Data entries
-- START --
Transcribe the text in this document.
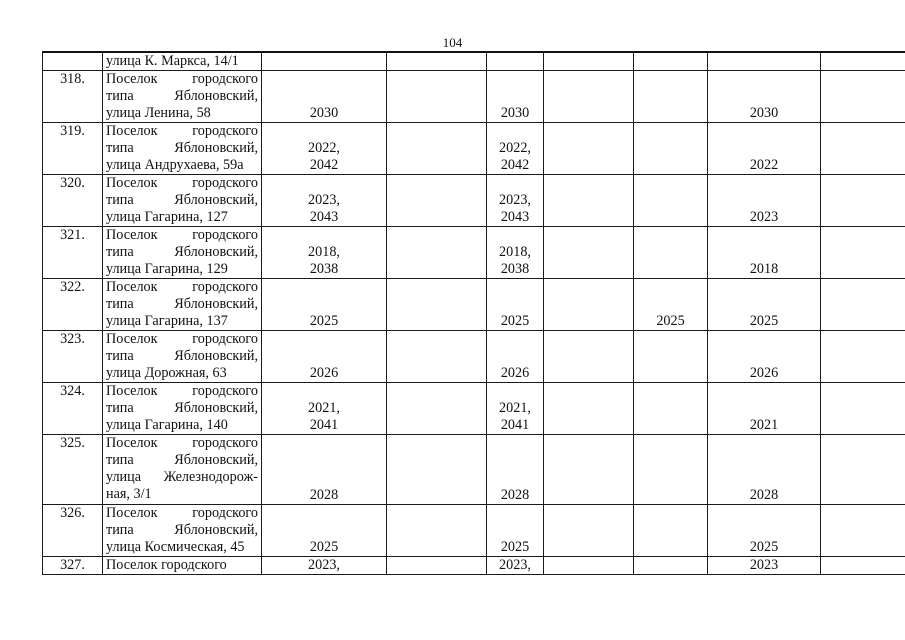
104

	улица К. Маркса, 14/1							

318.	Поселок городского
типа Яблоновский,
улица Ленина, 58	2030		2030			2030	

319.	Поселок городского
типа Яблоновский,
улица Андрухаева, 59а	2022,
2042		2022,
2042			2022	

320.	Поселок городского
типа Яблоновский,
улица Гагарина, 127	2023,
2043		2023,
2043			2023	

321.	Поселок городского
типа Яблоновский,
улица Гагарина, 129	2018,
2038		2018,
2038			2018	

322.	Поселок городского
типа Яблоновский,
улица Гагарина, 137	2025		2025		2025	2025	

323.	Поселок городского
типа Яблоновский,
улица Дорожная, 63	2026		2026			2026	

324.	Поселок городского
типа Яблоновский,
улица Гагарина, 140	2021,
2041		2021,
2041			2021	

325.	Поселок городского
типа Яблоновский,
улица Железнодорож-
ная, 3/1	2028		2028			2028	

326.	Поселок городского
типа Яблоновский,
улица Космическая, 45	2025		2025			2025	

327.	Поселок городского	2023,		2023,			2023	
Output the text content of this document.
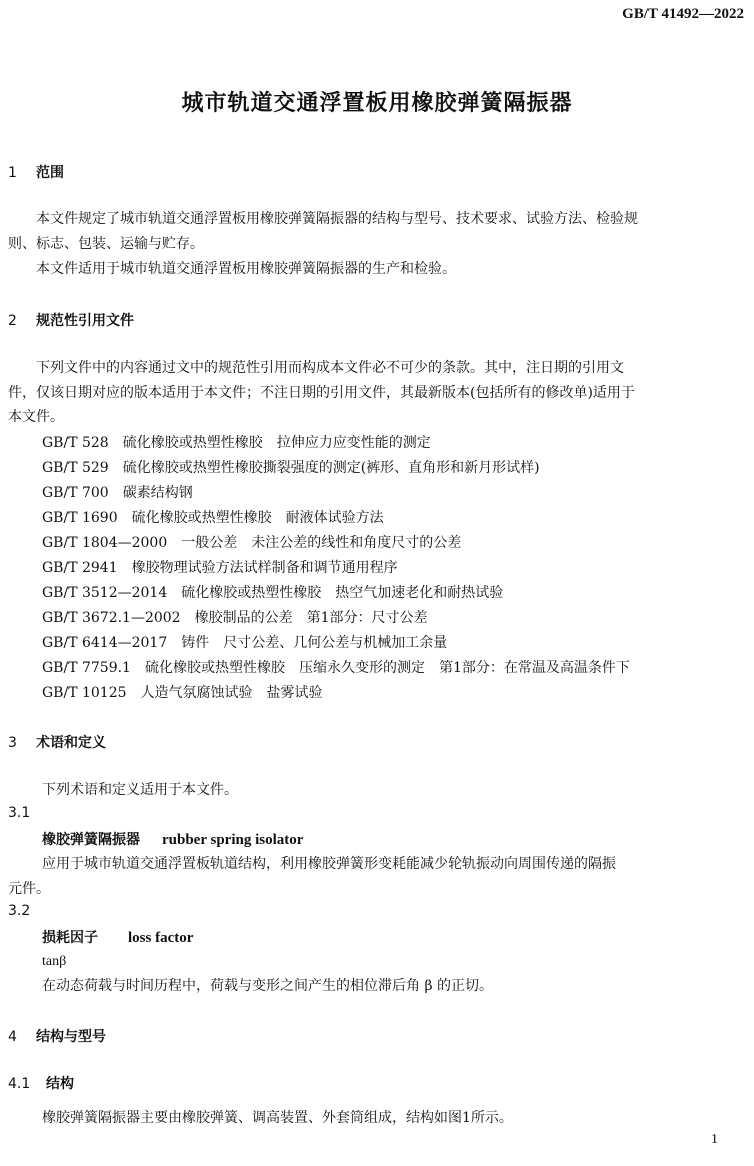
GB/T 41492—2022
城市轨道交通浮置板用橡胶弹簧隔振器
1 范围
本文件规定了城市轨道交通浮置板用橡胶弹簧隔振器的结构与型号、技术要求、试验方法、检验规
则、标志、包装、运输与贮存。
本文件适用于城市轨道交通浮置板用橡胶弹簧隔振器的生产和检验。
2 规范性引用文件
下列文件中的内容通过文中的规范性引用而构成本文件必不可少的条款。其中，注日期的引用文
件，仅该日期对应的版本适用于本文件；不注日期的引用文件，其最新版本(包括所有的修改单)适用于
本文件。
GB/T 528　硫化橡胶或热塑性橡胶　拉伸应力应变性能的测定
GB/T 529　硫化橡胶或热塑性橡胶撕裂强度的测定(裤形、直角形和新月形试样)
GB/T 700　碳素结构钢
GB/T 1690　硫化橡胶或热塑性橡胶　耐液体试验方法
GB/T 1804—2000　一般公差　未注公差的线性和角度尺寸的公差
GB/T 2941　橡胶物理试验方法试样制备和调节通用程序
GB/T 3512—2014　硫化橡胶或热塑性橡胶　热空气加速老化和耐热试验
GB/T 3672.1—2002　橡胶制品的公差　第1部分：尺寸公差
GB/T 6414—2017　铸件　尺寸公差、几何公差与机械加工余量
GB/T 7759.1　硫化橡胶或热塑性橡胶　压缩永久变形的测定　第1部分：在常温及高温条件下
GB/T 10125　人造气氛腐蚀试验　盐雾试验
3 术语和定义
下列术语和定义适用于本文件。
3.1
橡胶弹簧隔振器 rubber spring isolator
应用于城市轨道交通浮置板轨道结构，利用橡胶弹簧形变耗能减少轮轨振动向周围传递的隔振
元件。
3.2
损耗因子 loss factor
tanβ
在动态荷载与时间历程中，荷载与变形之间产生的相位滞后角 β 的正切。
4 结构与型号
4.1 结构
橡胶弹簧隔振器主要由橡胶弹簧、调高装置、外套筒组成，结构如图1所示。
1
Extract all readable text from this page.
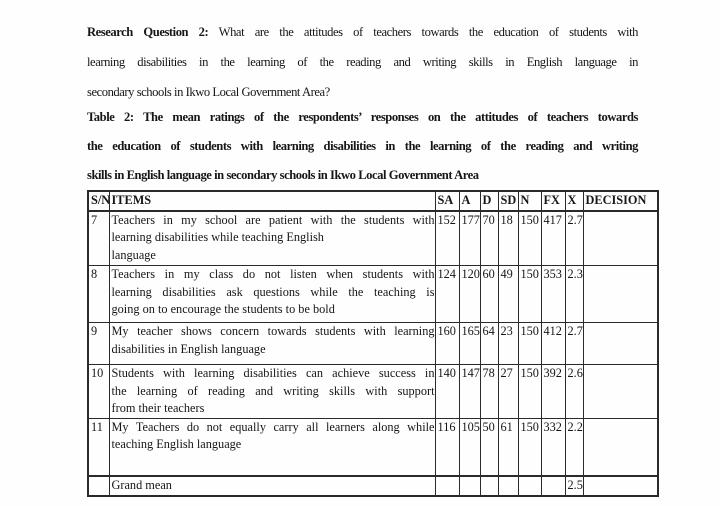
Research Question 2: What are the attitudes of teachers towards the education of students with
learning disabilities in the learning of the reading and writing skills in English language in
secondary schools in Ikwo Local Government Area?
Table 2: The mean ratings of the respondents’ responses on the attitudes of teachers towards
the education of students with learning disabilities in the learning of the reading and writing
skills in English language in secondary schools in Ikwo Local Government Area
S/N	ITEMS	SA	A	D	SD	N	FX	X	DECISION
7	Teachers in my school are patient with the students with
learning disabilities while teaching English
language	152	177	70	18	150	417	2.7	
8	Teachers in my class do not listen when students with
learning disabilities ask questions while the teaching is
going on to encourage the students to be bold	124	120	60	49	150	353	2.3	
9	My teacher shows concern towards students with learning
disabilities in English language	160	165	64	23	150	412	2.7	
10	Students with learning disabilities can achieve success in
the learning of reading and writing skills with support
from their teachers	140	147	78	27	150	392	2.6	
11	My Teachers do not equally carry all learners along while
teaching English language	116	105	50	61	150	332	2.2	

	Grand mean							2.5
-- END --
### Written exercise:
From the material above, count the lines that include "Government" and give only the total.

### Complete answer:
2